(Extracted records)
· · · ·

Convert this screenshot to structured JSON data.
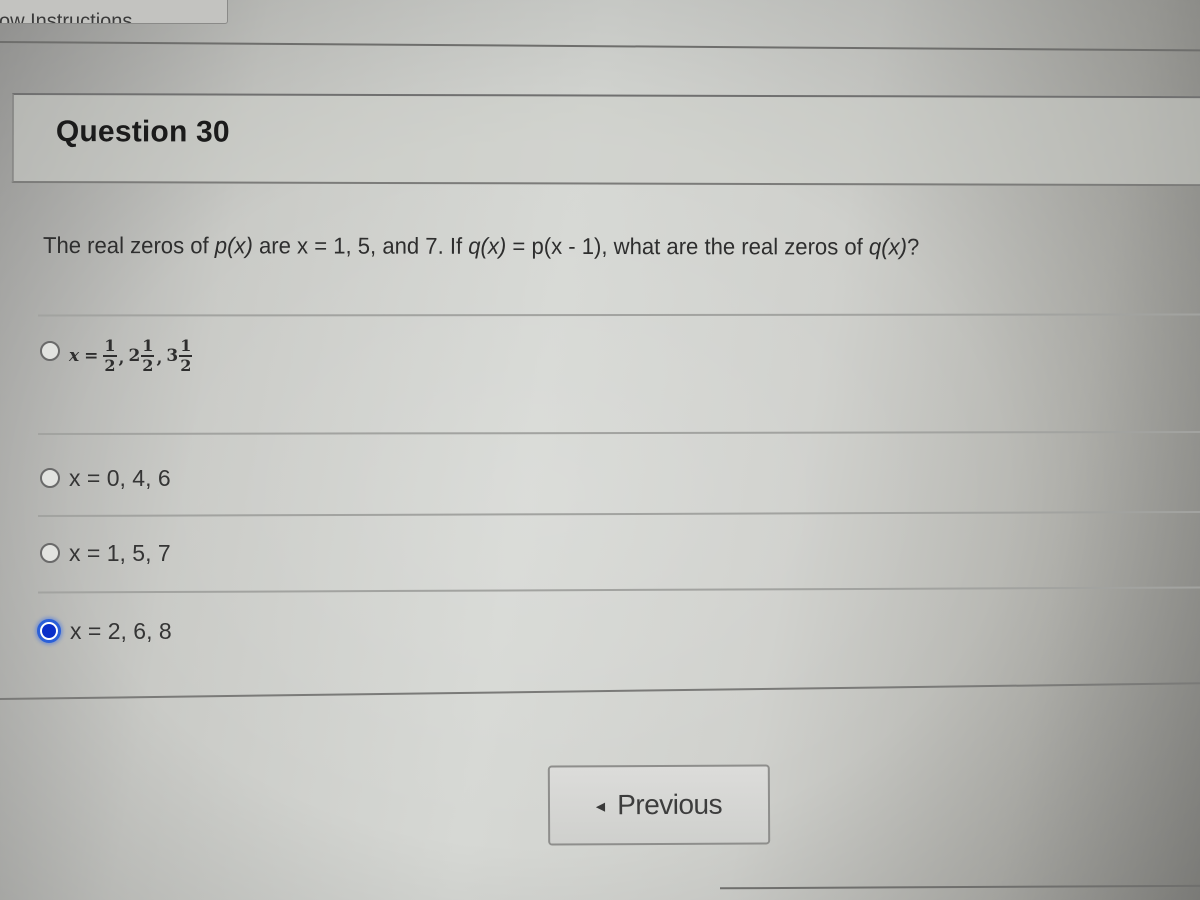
{
  "top_button": {
    "label_partial": "ow Instructions"
  },
  "question": {
    "title": "Question 30",
    "text_parts": {
      "p1": "The real zeros of ",
      "p_func": "p(x)",
      "p2": " are x = 1, 5, and 7.  If ",
      "q_func": "q(x)",
      "p3": " = p(x - 1), what are the real zeros of ",
      "q_func2": "q(x)",
      "p4": "?"
    }
  },
  "options": [
    {
      "id": "opt-1",
      "selected": false,
      "math": {
        "var": "x",
        "eq": "=",
        "terms": [
          {
            "whole": "",
            "num": "1",
            "den": "2"
          },
          {
            "whole": "2",
            "num": "1",
            "den": "2"
          },
          {
            "whole": "3",
            "num": "1",
            "den": "2"
          }
        ],
        "sep": ","
      },
      "plain_text": "x = 1/2, 2 1/2, 3 1/2"
    },
    {
      "id": "opt-2",
      "selected": false,
      "label": "x = 0, 4, 6"
    },
    {
      "id": "opt-3",
      "selected": false,
      "label": "x = 1, 5, 7"
    },
    {
      "id": "opt-4",
      "selected": true,
      "label": "x = 2, 6, 8"
    }
  ],
  "navigation": {
    "previous_label": "Previous",
    "previous_icon": "triangle-left-icon"
  },
  "colors": {
    "selected_radio": "#0a2fc9",
    "selected_ring": "#2a5fd8"
  }
}
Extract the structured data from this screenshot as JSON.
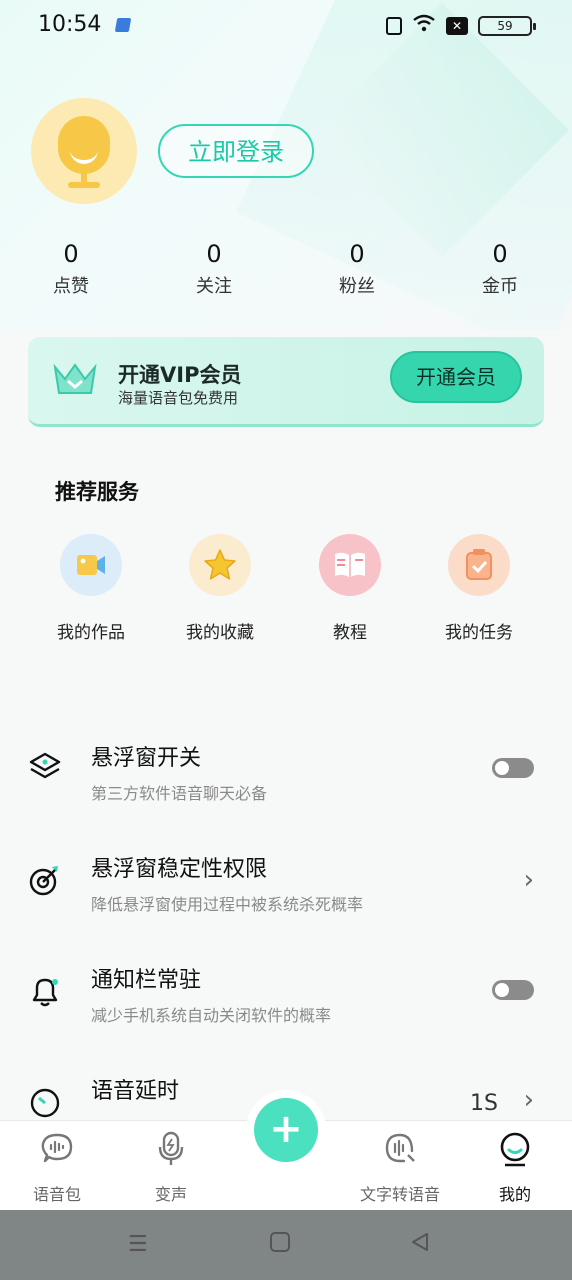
{
  "status_bar": {
    "time": "10:54",
    "battery": "59"
  },
  "profile": {
    "login_label": "立即登录"
  },
  "stats": [
    {
      "value": "0",
      "label": "点赞"
    },
    {
      "value": "0",
      "label": "关注"
    },
    {
      "value": "0",
      "label": "粉丝"
    },
    {
      "value": "0",
      "label": "金币"
    }
  ],
  "vip": {
    "title": "开通VIP会员",
    "subtitle": "海量语音包免费用",
    "button": "开通会员"
  },
  "recommended": {
    "title": "推荐服务",
    "items": [
      {
        "label": "我的作品",
        "icon": "video-icon",
        "color": "#dcecf9"
      },
      {
        "label": "我的收藏",
        "icon": "star-icon",
        "color": "#fbecd0"
      },
      {
        "label": "教程",
        "icon": "book-icon",
        "color": "#f7c2c8"
      },
      {
        "label": "我的任务",
        "icon": "clipboard-icon",
        "color": "#fbdcc9"
      }
    ]
  },
  "settings": [
    {
      "title": "悬浮窗开关",
      "subtitle": "第三方软件语音聊天必备",
      "control": "toggle",
      "state": "off",
      "icon": "layers-icon"
    },
    {
      "title": "悬浮窗稳定性权限",
      "subtitle": "降低悬浮窗使用过程中被系统杀死概率",
      "control": "chevron",
      "icon": "target-icon"
    },
    {
      "title": "通知栏常驻",
      "subtitle": "减少手机系统自动关闭软件的概率",
      "control": "toggle",
      "state": "off",
      "icon": "bell-icon"
    },
    {
      "title": "语音延时",
      "value": "1S",
      "control": "chevron",
      "icon": "timer-icon"
    }
  ],
  "bottom_nav": [
    {
      "label": "语音包",
      "icon": "voice-pack-icon",
      "active": false
    },
    {
      "label": "变声",
      "icon": "microphone-icon",
      "active": false
    },
    {
      "label": "文字转语音",
      "icon": "text-to-speech-icon",
      "active": false
    },
    {
      "label": "我的",
      "icon": "profile-icon",
      "active": true
    }
  ],
  "accent_color": "#35d6ae"
}
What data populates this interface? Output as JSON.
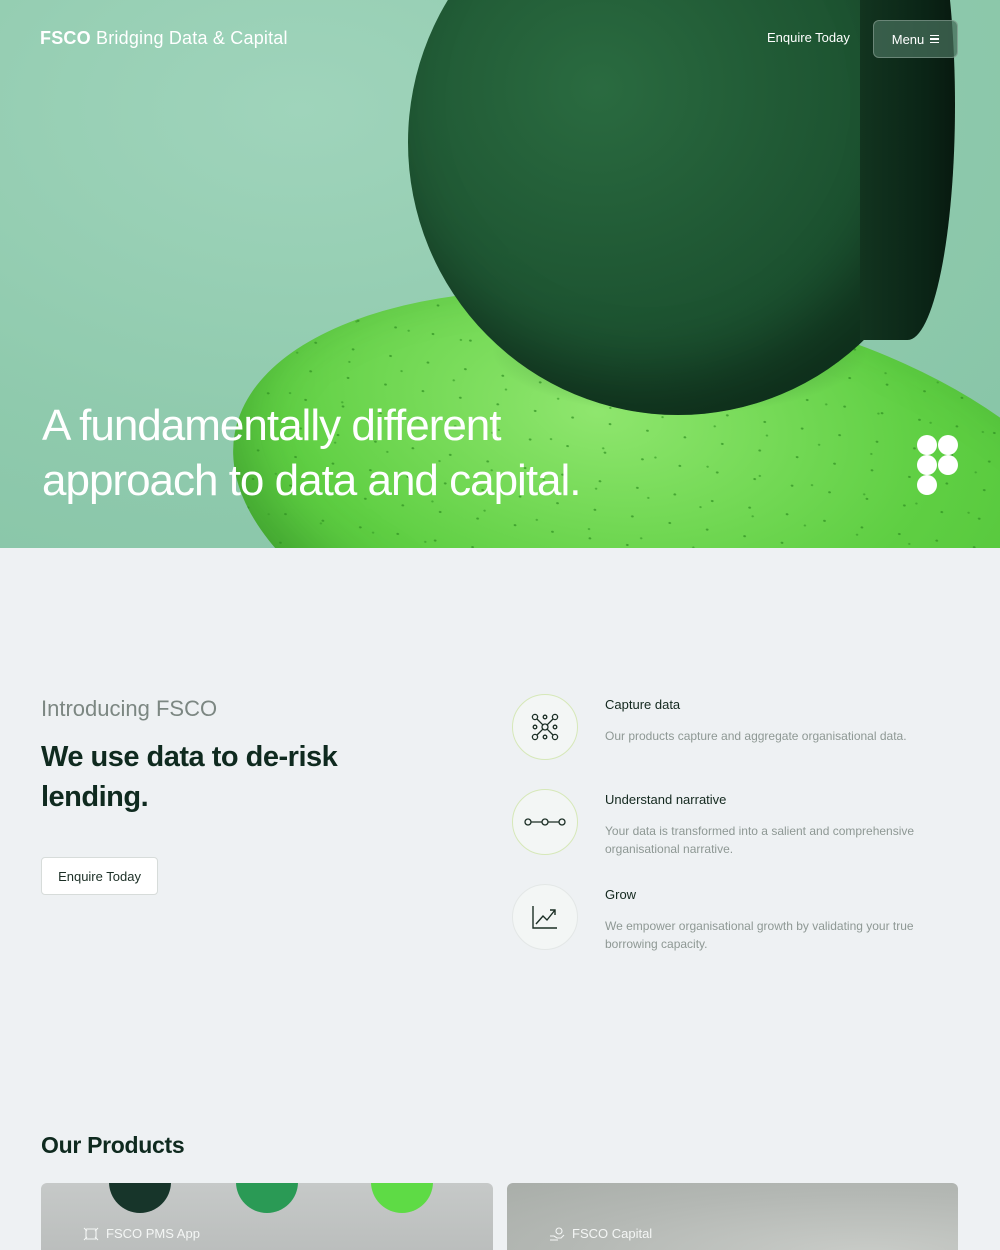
{
  "nav": {
    "brand_bold": "FSCO",
    "brand_tagline": "Bridging Data & Capital",
    "enquire_label": "Enquire Today",
    "menu_label": "Menu"
  },
  "hero": {
    "title_line1": "A fundamentally different",
    "title_line2": "approach to data and capital."
  },
  "intro": {
    "eyebrow": "Introducing FSCO",
    "title": "We use data to de-risk lending.",
    "button_label": "Enquire Today"
  },
  "features": [
    {
      "title": "Capture data",
      "description": "Our products capture and aggregate organisational data.",
      "icon": "network-icon"
    },
    {
      "title": "Understand narrative",
      "description": "Your data is transformed into a salient and comprehensive organisational narrative.",
      "icon": "nodes-line-icon"
    },
    {
      "title": "Grow",
      "description": "We empower organisational growth by validating your true borrowing capacity.",
      "icon": "trend-up-icon"
    }
  ],
  "products": {
    "title": "Our Products",
    "cards": [
      {
        "label": "FSCO PMS App",
        "icon": "app-icon"
      },
      {
        "label": "FSCO Capital",
        "icon": "hand-coin-icon"
      }
    ]
  },
  "colors": {
    "hero_bg": "#8fcaad",
    "disc_dark_green": "#1c5230",
    "slab_green": "#5fcf43",
    "ink": "#0f2a1f",
    "page_bg": "#eef1f3"
  }
}
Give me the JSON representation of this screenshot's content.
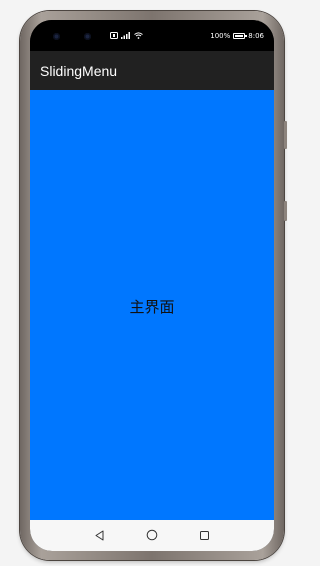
{
  "status_bar": {
    "battery_text": "100%",
    "time": "8:06",
    "battery_level": 1.0
  },
  "action_bar": {
    "title": "SlidingMenu"
  },
  "main": {
    "label": "主界面",
    "background_color": "#0077ff"
  },
  "nav_bar": {
    "back_icon": "back-triangle",
    "home_icon": "home-circle",
    "recents_icon": "recents-square"
  }
}
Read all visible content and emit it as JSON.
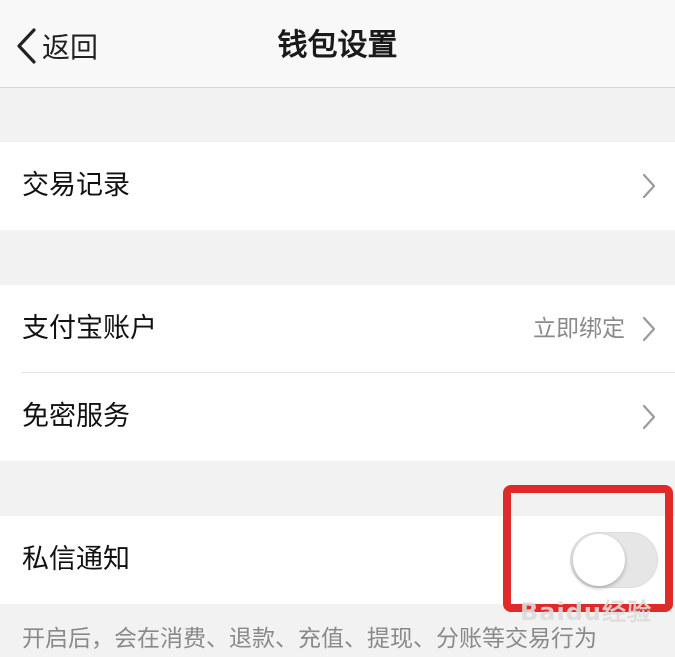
{
  "header": {
    "back_label": "返回",
    "title": "钱包设置"
  },
  "cells": {
    "transactions": {
      "label": "交易记录"
    },
    "alipay": {
      "label": "支付宝账户",
      "value": "立即绑定"
    },
    "password_free": {
      "label": "免密服务"
    },
    "private_message": {
      "label": "私信通知",
      "toggle_on": false
    }
  },
  "description": "开启后，会在消费、退款、充值、提现、分账等交易行为",
  "watermark": "Baidu经验",
  "colors": {
    "highlight": "#e02a2a",
    "switch_off": "#e6e6e6",
    "background": "#f2f2f2"
  },
  "icons": {
    "back": "chevron-left-icon",
    "row_arrow": "chevron-right-icon"
  }
}
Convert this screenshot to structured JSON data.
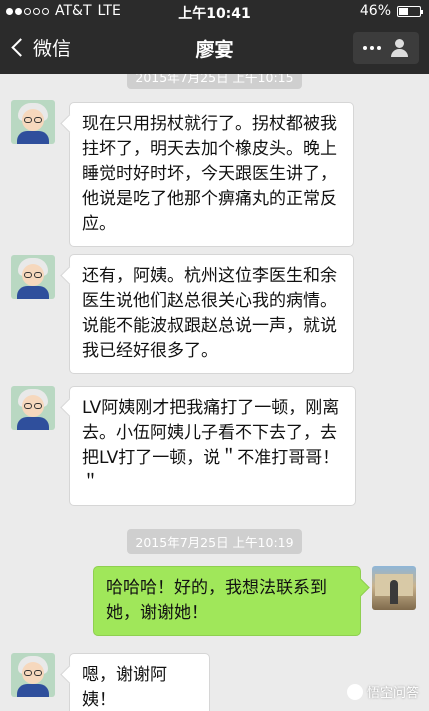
{
  "status": {
    "carrier": "AT&T",
    "network": "LTE",
    "time": "上午10:41",
    "battery": "46%",
    "battery_level": 0.46
  },
  "nav": {
    "back_label": "微信",
    "title": "廖宴"
  },
  "timestamps": [
    "2015年7月25日 上午10:15",
    "2015年7月25日 上午10:19"
  ],
  "messages": [
    {
      "side": "in",
      "text": "现在只用拐杖就行了。拐杖都被我拄坏了，明天去加个橡皮头。晚上睡觉时好时坏，今天跟医生讲了，他说是吃了他那个痹痛丸的正常反应。"
    },
    {
      "side": "in",
      "text": "还有，阿姨。杭州这位李医生和余医生说他们赵总很关心我的病情。说能不能波叔跟赵总说一声，就说我已经好很多了。"
    },
    {
      "side": "in",
      "text": "LV阿姨刚才把我痛打了一顿，刚离去。小伍阿姨儿子看不下去了，去把LV打了一顿，说＂不准打哥哥！＂"
    },
    {
      "side": "out",
      "text": "哈哈哈！好的，我想法联系到她，谢谢她！"
    },
    {
      "side": "in",
      "text": "嗯，谢谢阿姨！"
    }
  ],
  "watermark": "悟空问答"
}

· · · ·

# DIRECTIVE
Copy each line of the listing that contains the string "chevron".

# SOLUTION
      "control": "chevron",
      "control": "chevron",
    "back": "chevron-left-icon",
    "row_arrow": "chevron-right-icon"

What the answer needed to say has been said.